→ What the exercise asks:
Out of the entries that follow, copy each line containing "Huang".

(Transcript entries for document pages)
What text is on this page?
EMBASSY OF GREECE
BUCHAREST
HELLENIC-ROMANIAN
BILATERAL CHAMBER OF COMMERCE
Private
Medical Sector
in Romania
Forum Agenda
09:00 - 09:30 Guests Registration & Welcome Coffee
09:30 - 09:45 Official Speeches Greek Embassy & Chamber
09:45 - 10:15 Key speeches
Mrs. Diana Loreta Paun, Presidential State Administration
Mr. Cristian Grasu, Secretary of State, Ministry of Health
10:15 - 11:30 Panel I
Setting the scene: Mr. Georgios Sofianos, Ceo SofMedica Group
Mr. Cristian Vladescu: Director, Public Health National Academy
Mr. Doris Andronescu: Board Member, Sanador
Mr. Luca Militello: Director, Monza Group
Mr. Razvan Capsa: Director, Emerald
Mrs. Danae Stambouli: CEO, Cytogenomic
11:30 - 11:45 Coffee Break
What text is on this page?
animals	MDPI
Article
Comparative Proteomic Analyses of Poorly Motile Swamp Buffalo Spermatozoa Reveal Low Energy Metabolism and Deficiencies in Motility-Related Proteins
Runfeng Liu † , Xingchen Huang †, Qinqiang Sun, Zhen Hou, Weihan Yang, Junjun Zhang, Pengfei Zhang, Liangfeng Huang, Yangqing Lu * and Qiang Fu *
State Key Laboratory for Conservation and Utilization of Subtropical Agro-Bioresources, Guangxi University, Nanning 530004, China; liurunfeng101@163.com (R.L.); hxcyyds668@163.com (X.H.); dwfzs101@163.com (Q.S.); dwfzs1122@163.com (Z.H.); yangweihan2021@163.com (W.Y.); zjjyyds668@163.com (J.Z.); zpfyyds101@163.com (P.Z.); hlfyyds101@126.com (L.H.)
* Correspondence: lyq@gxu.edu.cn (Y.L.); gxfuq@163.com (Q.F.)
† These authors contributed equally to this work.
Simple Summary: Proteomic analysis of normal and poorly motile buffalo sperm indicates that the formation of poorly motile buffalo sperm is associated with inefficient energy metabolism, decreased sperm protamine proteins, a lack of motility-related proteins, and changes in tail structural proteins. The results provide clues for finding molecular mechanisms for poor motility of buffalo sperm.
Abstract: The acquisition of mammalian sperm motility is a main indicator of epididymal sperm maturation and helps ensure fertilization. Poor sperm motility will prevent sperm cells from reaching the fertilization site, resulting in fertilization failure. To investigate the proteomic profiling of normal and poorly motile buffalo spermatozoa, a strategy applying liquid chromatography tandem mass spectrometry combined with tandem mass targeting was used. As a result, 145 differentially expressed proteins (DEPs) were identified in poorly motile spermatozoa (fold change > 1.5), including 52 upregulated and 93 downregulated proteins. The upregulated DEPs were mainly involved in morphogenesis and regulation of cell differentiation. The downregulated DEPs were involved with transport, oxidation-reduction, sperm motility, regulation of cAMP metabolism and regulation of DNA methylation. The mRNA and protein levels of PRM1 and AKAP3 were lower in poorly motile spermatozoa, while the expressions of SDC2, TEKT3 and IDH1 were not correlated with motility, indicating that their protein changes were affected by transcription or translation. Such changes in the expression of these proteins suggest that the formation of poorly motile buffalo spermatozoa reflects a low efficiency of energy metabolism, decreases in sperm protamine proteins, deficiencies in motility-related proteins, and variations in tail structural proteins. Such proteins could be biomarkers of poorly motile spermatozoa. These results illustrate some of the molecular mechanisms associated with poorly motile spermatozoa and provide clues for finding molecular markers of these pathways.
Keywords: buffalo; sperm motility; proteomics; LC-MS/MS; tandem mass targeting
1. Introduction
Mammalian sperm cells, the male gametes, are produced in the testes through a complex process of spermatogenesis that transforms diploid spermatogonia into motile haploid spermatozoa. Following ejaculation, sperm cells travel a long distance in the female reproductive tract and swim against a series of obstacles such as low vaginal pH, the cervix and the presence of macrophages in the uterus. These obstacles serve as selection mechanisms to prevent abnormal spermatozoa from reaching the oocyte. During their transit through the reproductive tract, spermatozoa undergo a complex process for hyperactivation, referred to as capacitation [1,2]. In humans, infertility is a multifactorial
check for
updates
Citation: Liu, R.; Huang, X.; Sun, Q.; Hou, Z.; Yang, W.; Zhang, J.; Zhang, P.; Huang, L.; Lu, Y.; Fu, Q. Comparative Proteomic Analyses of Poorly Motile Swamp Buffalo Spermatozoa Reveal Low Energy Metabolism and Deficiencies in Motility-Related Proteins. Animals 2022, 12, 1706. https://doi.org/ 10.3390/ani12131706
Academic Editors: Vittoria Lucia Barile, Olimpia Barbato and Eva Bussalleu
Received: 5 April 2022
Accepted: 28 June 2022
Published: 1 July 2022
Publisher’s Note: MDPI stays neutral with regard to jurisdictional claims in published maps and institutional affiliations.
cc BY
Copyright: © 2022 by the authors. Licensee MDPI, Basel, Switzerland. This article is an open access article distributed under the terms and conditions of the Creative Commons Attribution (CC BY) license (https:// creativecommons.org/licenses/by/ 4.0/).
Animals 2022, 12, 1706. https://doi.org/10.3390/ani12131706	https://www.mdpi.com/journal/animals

→ Answer to this problem:
Runfeng Liu † , Xingchen Huang †, Qinqiang Sun, Zhen Hou, Weihan Yang, Junjun Zhang, Pengfei Zhang, Liangfeng Huang, Yangqing Lu * and Qiang Fu *
Citation: Liu, R.; Huang, X.; Sun, Q.; Hou, Z.; Yang, W.; Zhang, J.; Zhang, P.; Huang, L.; Lu, Y.; Fu, Q. Comparative Proteomic Analyses of Poorly Motile Swamp Buffalo Spermatozoa Reveal Low Energy Metabolism and Deficiencies in Motility-Related Proteins. Animals 2022, 12, 1706. https://doi.org/ 10.3390/ani12131706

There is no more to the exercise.